- _Dataset extract_
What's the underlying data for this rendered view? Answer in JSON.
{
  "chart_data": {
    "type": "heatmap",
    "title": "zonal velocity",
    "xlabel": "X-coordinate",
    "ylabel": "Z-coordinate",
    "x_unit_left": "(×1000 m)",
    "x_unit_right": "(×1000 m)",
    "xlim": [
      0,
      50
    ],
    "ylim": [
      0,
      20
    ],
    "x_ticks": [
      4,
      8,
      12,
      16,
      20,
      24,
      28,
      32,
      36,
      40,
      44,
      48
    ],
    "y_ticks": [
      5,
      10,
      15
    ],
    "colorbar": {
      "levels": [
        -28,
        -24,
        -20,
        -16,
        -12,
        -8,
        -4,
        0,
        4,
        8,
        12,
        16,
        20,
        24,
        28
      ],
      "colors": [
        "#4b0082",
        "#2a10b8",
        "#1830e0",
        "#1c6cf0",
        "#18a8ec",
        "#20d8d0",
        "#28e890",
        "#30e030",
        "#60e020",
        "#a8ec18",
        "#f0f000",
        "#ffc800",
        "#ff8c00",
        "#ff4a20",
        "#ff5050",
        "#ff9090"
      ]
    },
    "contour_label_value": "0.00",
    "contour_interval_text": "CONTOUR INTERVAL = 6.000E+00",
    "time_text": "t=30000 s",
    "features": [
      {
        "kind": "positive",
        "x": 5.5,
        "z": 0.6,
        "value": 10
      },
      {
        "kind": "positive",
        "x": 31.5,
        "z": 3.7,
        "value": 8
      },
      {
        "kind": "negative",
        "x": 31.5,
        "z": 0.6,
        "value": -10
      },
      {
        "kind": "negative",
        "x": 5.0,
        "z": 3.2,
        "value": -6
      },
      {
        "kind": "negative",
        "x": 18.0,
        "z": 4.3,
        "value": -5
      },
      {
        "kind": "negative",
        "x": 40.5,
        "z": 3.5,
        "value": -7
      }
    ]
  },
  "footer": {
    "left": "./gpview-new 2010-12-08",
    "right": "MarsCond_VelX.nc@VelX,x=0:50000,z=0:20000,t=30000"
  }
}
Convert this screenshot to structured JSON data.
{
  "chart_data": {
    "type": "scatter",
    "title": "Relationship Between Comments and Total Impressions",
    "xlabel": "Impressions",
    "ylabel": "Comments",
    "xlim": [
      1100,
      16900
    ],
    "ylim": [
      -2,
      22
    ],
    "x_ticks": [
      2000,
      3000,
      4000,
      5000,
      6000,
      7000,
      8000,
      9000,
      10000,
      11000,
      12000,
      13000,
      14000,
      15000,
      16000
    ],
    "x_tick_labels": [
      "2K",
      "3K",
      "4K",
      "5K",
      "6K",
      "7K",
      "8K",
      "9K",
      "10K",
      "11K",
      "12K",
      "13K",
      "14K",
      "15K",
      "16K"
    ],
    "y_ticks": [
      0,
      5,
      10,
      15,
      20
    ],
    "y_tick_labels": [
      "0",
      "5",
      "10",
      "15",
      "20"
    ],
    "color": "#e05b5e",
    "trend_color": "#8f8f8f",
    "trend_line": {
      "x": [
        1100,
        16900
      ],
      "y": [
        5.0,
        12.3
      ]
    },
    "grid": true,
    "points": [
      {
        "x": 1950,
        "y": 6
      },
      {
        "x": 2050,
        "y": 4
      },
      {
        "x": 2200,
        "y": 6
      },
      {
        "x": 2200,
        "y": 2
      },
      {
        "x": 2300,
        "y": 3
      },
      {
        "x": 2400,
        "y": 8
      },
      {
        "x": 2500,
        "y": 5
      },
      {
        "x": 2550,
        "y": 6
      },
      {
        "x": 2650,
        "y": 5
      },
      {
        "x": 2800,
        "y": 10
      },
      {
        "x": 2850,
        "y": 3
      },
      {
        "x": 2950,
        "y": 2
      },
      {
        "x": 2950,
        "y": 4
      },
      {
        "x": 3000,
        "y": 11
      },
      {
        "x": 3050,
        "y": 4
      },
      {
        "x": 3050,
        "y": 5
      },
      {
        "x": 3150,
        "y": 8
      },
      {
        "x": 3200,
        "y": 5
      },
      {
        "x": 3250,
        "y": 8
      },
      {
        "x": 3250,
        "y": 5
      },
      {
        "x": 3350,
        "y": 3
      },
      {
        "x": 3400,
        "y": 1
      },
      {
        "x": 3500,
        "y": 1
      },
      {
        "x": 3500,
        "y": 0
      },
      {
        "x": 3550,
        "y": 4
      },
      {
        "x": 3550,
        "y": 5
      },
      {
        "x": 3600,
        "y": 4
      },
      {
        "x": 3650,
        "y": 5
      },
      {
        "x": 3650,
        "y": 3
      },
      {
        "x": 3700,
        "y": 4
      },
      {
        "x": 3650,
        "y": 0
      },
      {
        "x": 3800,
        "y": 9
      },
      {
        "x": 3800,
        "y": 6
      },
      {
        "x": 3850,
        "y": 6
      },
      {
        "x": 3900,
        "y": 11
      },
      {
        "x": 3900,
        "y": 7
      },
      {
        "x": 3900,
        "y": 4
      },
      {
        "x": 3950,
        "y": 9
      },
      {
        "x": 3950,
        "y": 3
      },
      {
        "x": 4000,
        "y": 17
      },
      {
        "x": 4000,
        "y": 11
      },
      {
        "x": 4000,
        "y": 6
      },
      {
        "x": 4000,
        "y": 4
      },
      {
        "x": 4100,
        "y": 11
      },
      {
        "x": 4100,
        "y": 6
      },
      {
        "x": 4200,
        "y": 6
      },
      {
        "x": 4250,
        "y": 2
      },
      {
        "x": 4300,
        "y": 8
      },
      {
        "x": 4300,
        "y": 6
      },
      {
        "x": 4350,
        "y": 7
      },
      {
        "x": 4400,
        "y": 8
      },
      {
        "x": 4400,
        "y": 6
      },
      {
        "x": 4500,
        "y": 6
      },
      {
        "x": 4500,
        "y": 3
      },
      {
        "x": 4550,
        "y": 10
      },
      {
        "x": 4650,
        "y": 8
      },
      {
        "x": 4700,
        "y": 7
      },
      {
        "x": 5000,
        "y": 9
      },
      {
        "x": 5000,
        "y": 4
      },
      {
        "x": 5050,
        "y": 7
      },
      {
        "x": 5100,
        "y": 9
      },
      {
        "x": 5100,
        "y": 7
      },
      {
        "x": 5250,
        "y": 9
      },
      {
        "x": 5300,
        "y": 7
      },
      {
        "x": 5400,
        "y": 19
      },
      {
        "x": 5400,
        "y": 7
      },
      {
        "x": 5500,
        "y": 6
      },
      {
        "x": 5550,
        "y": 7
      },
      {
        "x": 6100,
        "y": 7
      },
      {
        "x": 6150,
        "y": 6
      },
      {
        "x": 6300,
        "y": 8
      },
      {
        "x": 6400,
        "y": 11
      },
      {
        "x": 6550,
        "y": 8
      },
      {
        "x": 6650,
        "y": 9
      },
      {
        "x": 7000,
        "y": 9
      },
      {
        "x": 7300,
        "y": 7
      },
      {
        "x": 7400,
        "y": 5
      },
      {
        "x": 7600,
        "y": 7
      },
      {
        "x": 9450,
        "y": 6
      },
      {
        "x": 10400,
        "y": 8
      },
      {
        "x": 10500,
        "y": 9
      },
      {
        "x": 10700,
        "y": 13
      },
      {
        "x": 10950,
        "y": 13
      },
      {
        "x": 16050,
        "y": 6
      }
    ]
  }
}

- _Stated task_
Extract, word for word, each line of the listing above.

- _Solution for this task_
What's the underlying data for this rendered view? Answer in JSON.
{
  "chart_data": {
    "type": "heatmap",
    "title": "zonal velocity",
    "xlabel": "X-coordinate",
    "ylabel": "Z-coordinate",
    "x_unit_left": "(×1000 m)",
    "x_unit_right": "(×1000 m)",
    "xlim": [
      0,
      50
    ],
    "ylim": [
      0,
      20
    ],
    "x_ticks": [
      4,
      8,
      12,
      16,
      20,
      24,
      28,
      32,
      36,
      40,
      44,
      48
    ],
    "y_ticks": [
      5,
      10,
      15
    ],
    "colorbar": {
      "levels": [
        -28,
        -24,
        -20,
        -16,
        -12,
        -8,
        -4,
        0,
        4,
        8,
        12,
        16,
        20,
        24,
        28
      ],
      "colors": [
        "#4b0082",
        "#2a10b8",
        "#1830e0",
        "#1c6cf0",
        "#18a8ec",
        "#20d8d0",
        "#28e890",
        "#30e030",
        "#60e020",
        "#a8ec18",
        "#f0f000",
        "#ffc800",
        "#ff8c00",
        "#ff4a20",
        "#ff5050",
        "#ff9090"
      ]
    },
    "contour_label_value": "0.00",
    "contour_interval_text": "CONTOUR INTERVAL = 6.000E+00",
    "time_text": "t=30000 s",
    "features": [
      {
        "kind": "positive",
        "x": 5.5,
        "z": 0.6,
        "value": 10
      },
      {
        "kind": "positive",
        "x": 31.5,
        "z": 3.7,
        "value": 8
      },
      {
        "kind": "negative",
        "x": 31.5,
        "z": 0.6,
        "value": -10
      },
      {
        "kind": "negative",
        "x": 5.0,
        "z": 3.2,
        "value": -6
      },
      {
        "kind": "negative",
        "x": 18.0,
        "z": 4.3,
        "value": -5
      },
      {
        "kind": "negative",
        "x": 40.5,
        "z": 3.5,
        "value": -7
      }
    ]
  },
  "footer": {
    "left": "./gpview-new 2010-12-08",
    "right": "MarsCond_VelX.nc@VelX,x=0:50000,z=0:20000,t=30000"
  }
}
Convert this screenshot to structured JSON data.
{
  "chart_data": {
    "type": "scatter",
    "title": "Relationship Between Comments and Total Impressions",
    "xlabel": "Impressions",
    "ylabel": "Comments",
    "xlim": [
      1100,
      16900
    ],
    "ylim": [
      -2,
      22
    ],
    "x_ticks": [
      2000,
      3000,
      4000,
      5000,
      6000,
      7000,
      8000,
      9000,
      10000,
      11000,
      12000,
      13000,
      14000,
      15000,
      16000
    ],
    "x_tick_labels": [
      "2K",
      "3K",
      "4K",
      "5K",
      "6K",
      "7K",
      "8K",
      "9K",
      "10K",
      "11K",
      "12K",
      "13K",
      "14K",
      "15K",
      "16K"
    ],
    "y_ticks": [
      0,
      5,
      10,
      15,
      20
    ],
    "y_tick_labels": [
      "0",
      "5",
      "10",
      "15",
      "20"
    ],
    "color": "#e05b5e",
    "trend_color": "#8f8f8f",
    "trend_line": {
      "x": [
        1100,
        16900
      ],
      "y": [
        5.0,
        12.3
      ]
    },
    "grid": true,
    "points": [
      {
        "x": 1950,
        "y": 6
      },
      {
        "x": 2050,
        "y": 4
      },
      {
        "x": 2200,
        "y": 6
      },
      {
        "x": 2200,
        "y": 2
      },
      {
        "x": 2300,
        "y": 3
      },
      {
        "x": 2400,
        "y": 8
      },
      {
        "x": 2500,
        "y": 5
      },
      {
        "x": 2550,
        "y": 6
      },
      {
        "x": 2650,
        "y": 5
      },
      {
        "x": 2800,
        "y": 10
      },
      {
        "x": 2850,
        "y": 3
      },
      {
        "x": 2950,
        "y": 2
      },
      {
        "x": 2950,
        "y": 4
      },
      {
        "x": 3000,
        "y": 11
      },
      {
        "x": 3050,
        "y": 4
      },
      {
        "x": 3050,
        "y": 5
      },
      {
        "x": 3150,
        "y": 8
      },
      {
        "x": 3200,
        "y": 5
      },
      {
        "x": 3250,
        "y": 8
      },
      {
        "x": 3250,
        "y": 5
      },
      {
        "x": 3350,
        "y": 3
      },
      {
        "x": 3400,
        "y": 1
      },
      {
        "x": 3500,
        "y": 1
      },
      {
        "x": 3500,
        "y": 0
      },
      {
        "x": 3550,
        "y": 4
      },
      {
        "x": 3550,
        "y": 5
      },
      {
        "x": 3600,
        "y": 4
      },
      {
        "x": 3650,
        "y": 5
      },
      {
        "x": 3650,
        "y": 3
      },
      {
        "x": 3700,
        "y": 4
      },
      {
        "x": 3650,
        "y": 0
      },
      {
        "x": 3800,
        "y": 9
      },
      {
        "x": 3800,
        "y": 6
      },
      {
        "x": 3850,
        "y": 6
      },
      {
        "x": 3900,
        "y": 11
      },
      {
        "x": 3900,
        "y": 7
      },
      {
        "x": 3900,
        "y": 4
      },
      {
        "x": 3950,
        "y": 9
      },
      {
        "x": 3950,
        "y": 3
      },
      {
        "x": 4000,
        "y": 17
      },
      {
        "x": 4000,
        "y": 11
      },
      {
        "x": 4000,
        "y": 6
      },
      {
        "x": 4000,
        "y": 4
      },
      {
        "x": 4100,
        "y": 11
      },
      {
        "x": 4100,
        "y": 6
      },
      {
        "x": 4200,
        "y": 6
      },
      {
        "x": 4250,
        "y": 2
      },
      {
        "x": 4300,
        "y": 8
      },
      {
        "x": 4300,
        "y": 6
      },
      {
        "x": 4350,
        "y": 7
      },
      {
        "x": 4400,
        "y": 8
      },
      {
        "x": 4400,
        "y": 6
      },
      {
        "x": 4500,
        "y": 6
      },
      {
        "x": 4500,
        "y": 3
      },
      {
        "x": 4550,
        "y": 10
      },
      {
        "x": 4650,
        "y": 8
      },
      {
        "x": 4700,
        "y": 7
      },
      {
        "x": 5000,
        "y": 9
      },
      {
        "x": 5000,
        "y": 4
      },
      {
        "x": 5050,
        "y": 7
      },
      {
        "x": 5100,
        "y": 9
      },
      {
        "x": 5100,
        "y": 7
      },
      {
        "x": 5250,
        "y": 9
      },
      {
        "x": 5300,
        "y": 7
      },
      {
        "x": 5400,
        "y": 19
      },
      {
        "x": 5400,
        "y": 7
      },
      {
        "x": 5500,
        "y": 6
      },
      {
        "x": 5550,
        "y": 7
      },
      {
        "x": 6100,
        "y": 7
      },
      {
        "x": 6150,
        "y": 6
      },
      {
        "x": 6300,
        "y": 8
      },
      {
        "x": 6400,
        "y": 11
      },
      {
        "x": 6550,
        "y": 8
      },
      {
        "x": 6650,
        "y": 9
      },
      {
        "x": 7000,
        "y": 9
      },
      {
        "x": 7300,
        "y": 7
      },
      {
        "x": 7400,
        "y": 5
      },
      {
        "x": 7600,
        "y": 7
      },
      {
        "x": 9450,
        "y": 6
      },
      {
        "x": 10400,
        "y": 8
      },
      {
        "x": 10500,
        "y": 9
      },
      {
        "x": 10700,
        "y": 13
      },
      {
        "x": 10950,
        "y": 13
      },
      {
        "x": 16050,
        "y": 6
      }
    ]
  }
}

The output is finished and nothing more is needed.